## TO BE DONE
Retype the listing that follows, exactly as written.

+ + + + +

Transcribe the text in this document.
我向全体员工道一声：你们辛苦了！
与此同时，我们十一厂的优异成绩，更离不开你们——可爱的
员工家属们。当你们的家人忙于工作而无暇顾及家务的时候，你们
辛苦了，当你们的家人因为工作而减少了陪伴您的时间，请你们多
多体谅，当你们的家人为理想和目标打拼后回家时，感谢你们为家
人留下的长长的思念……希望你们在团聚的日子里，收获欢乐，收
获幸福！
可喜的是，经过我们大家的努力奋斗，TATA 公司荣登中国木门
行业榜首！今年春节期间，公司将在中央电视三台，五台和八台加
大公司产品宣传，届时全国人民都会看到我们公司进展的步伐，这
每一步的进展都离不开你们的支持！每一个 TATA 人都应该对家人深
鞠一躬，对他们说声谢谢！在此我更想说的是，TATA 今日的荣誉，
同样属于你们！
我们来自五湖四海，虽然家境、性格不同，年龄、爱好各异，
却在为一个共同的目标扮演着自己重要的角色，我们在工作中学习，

+ + + + +

## FINAL RESULT
Transcribe the text in this document.
我向全体员工道一声：你们辛苦了！
与此同时，我们十一厂的优异成绩，更离不开你们——可爱的
员工家属们。当你们的家人忙于工作而无暇顾及家务的时候，你们
辛苦了，当你们的家人因为工作而减少了陪伴您的时间，请你们多
多体谅，当你们的家人为理想和目标打拼后回家时，感谢你们为家
人留下的长长的思念……希望你们在团聚的日子里，收获欢乐，收
获幸福！
可喜的是，经过我们大家的努力奋斗，TATA 公司荣登中国木门
行业榜首！今年春节期间，公司将在中央电视三台，五台和八台加
大公司产品宣传，届时全国人民都会看到我们公司进展的步伐，这
每一步的进展都离不开你们的支持！每一个 TATA 人都应该对家人深
鞠一躬，对他们说声谢谢！在此我更想说的是，TATA 今日的荣誉，
同样属于你们！
我们来自五湖四海，虽然家境、性格不同，年龄、爱好各异，
却在为一个共同的目标扮演着自己重要的角色，我们在工作中学习，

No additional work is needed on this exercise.